[BEGIN]

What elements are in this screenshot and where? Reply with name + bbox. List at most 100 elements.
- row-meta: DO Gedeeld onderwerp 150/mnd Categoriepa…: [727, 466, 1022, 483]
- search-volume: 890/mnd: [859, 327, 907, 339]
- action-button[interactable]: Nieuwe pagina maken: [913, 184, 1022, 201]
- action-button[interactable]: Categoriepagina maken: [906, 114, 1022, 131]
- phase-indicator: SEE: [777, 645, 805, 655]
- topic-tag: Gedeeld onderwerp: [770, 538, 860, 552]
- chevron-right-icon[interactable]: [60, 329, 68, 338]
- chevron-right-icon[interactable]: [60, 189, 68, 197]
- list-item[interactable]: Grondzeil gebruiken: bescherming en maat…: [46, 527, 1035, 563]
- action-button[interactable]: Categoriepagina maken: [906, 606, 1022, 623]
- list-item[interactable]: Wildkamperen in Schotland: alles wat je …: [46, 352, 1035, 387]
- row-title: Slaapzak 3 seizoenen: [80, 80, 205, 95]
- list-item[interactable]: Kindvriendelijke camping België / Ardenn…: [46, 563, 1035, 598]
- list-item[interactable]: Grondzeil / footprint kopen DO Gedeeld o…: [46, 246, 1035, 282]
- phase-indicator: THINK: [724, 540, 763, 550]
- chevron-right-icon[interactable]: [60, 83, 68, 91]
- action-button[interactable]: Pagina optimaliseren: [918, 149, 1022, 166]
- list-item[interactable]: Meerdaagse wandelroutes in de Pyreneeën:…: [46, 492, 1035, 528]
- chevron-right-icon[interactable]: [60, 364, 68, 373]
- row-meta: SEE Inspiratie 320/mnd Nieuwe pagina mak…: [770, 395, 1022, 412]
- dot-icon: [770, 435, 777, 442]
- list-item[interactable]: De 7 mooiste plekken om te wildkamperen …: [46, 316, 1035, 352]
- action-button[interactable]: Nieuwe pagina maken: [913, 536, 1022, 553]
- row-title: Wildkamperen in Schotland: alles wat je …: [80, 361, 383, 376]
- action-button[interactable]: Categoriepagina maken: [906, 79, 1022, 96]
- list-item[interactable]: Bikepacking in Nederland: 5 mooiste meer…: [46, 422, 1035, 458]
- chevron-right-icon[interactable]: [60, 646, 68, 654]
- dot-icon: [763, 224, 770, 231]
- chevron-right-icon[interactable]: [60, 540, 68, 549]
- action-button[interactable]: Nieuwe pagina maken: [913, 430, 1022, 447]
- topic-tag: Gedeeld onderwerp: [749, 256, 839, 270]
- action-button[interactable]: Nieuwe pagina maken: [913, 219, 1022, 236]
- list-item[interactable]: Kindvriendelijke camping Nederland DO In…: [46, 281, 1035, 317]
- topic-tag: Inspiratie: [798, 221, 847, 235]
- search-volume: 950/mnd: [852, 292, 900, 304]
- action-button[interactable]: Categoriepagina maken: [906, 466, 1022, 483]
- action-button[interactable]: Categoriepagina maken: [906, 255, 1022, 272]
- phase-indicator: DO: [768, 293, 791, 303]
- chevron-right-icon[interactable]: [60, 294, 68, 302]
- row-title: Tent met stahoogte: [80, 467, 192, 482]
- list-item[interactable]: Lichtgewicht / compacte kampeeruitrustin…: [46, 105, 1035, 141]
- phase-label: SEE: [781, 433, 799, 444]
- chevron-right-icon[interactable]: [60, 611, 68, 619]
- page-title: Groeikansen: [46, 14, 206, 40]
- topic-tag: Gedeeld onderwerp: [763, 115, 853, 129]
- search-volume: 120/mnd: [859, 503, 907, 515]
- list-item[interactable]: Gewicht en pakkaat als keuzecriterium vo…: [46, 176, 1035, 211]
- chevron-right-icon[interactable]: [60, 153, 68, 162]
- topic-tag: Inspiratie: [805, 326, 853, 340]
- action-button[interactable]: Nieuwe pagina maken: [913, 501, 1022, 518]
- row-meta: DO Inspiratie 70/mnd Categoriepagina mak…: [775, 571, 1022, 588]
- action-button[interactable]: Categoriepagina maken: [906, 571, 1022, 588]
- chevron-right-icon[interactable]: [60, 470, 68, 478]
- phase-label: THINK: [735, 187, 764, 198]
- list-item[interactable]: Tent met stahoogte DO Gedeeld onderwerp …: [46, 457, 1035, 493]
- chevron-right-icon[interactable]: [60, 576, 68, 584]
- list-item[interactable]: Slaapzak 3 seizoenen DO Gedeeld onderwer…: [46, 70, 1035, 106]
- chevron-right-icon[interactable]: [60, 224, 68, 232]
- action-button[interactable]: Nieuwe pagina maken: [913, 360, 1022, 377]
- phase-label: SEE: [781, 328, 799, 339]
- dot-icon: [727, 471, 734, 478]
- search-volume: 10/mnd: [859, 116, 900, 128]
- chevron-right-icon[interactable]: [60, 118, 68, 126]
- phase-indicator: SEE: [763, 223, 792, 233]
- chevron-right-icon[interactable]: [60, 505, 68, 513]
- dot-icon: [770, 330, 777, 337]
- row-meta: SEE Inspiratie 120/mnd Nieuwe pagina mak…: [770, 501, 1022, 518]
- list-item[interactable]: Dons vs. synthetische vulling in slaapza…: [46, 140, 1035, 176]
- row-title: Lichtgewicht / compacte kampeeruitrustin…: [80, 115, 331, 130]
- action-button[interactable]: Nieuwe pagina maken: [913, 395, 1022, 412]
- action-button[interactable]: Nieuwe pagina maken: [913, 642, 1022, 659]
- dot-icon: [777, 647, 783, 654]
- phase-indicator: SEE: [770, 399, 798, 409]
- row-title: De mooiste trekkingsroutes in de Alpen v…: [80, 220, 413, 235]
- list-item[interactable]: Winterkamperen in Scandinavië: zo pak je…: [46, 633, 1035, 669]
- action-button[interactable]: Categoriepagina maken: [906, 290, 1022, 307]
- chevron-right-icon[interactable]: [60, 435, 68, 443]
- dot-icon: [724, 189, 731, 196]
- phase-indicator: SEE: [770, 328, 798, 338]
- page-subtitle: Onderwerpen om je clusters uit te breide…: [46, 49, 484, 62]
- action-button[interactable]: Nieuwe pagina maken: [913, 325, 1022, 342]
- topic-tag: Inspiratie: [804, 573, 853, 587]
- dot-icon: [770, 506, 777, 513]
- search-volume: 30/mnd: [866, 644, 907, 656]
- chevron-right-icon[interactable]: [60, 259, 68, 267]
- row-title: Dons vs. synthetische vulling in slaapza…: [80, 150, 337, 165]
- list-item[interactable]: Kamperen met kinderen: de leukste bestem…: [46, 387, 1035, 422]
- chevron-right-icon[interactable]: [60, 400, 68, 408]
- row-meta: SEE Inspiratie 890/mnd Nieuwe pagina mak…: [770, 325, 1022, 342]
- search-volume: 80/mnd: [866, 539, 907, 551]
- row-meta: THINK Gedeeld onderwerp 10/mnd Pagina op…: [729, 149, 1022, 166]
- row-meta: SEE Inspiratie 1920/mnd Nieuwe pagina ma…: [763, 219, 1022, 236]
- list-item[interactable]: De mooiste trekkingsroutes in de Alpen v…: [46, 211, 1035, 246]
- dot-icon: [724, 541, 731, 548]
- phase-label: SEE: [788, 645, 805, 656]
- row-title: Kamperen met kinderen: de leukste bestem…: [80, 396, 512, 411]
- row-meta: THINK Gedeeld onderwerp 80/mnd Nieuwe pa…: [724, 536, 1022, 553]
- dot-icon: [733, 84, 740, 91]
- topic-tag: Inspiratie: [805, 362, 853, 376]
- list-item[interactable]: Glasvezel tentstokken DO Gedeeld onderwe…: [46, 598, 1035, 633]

[END]

Retype everything in the entries above, from the very first line down to and including the line that contains "- phase-indicator: SEE: [777, 645, 805, 655]".

● Solution to the exercise
What elements are in this screenshot and where? Reply with name + bbox. List at most 100 elements.
- row-meta: DO Gedeeld onderwerp 150/mnd Categoriepa…: [727, 466, 1022, 483]
- search-volume: 890/mnd: [859, 327, 907, 339]
- action-button[interactable]: Nieuwe pagina maken: [913, 184, 1022, 201]
- action-button[interactable]: Categoriepagina maken: [906, 114, 1022, 131]
- phase-indicator: SEE: [777, 645, 805, 655]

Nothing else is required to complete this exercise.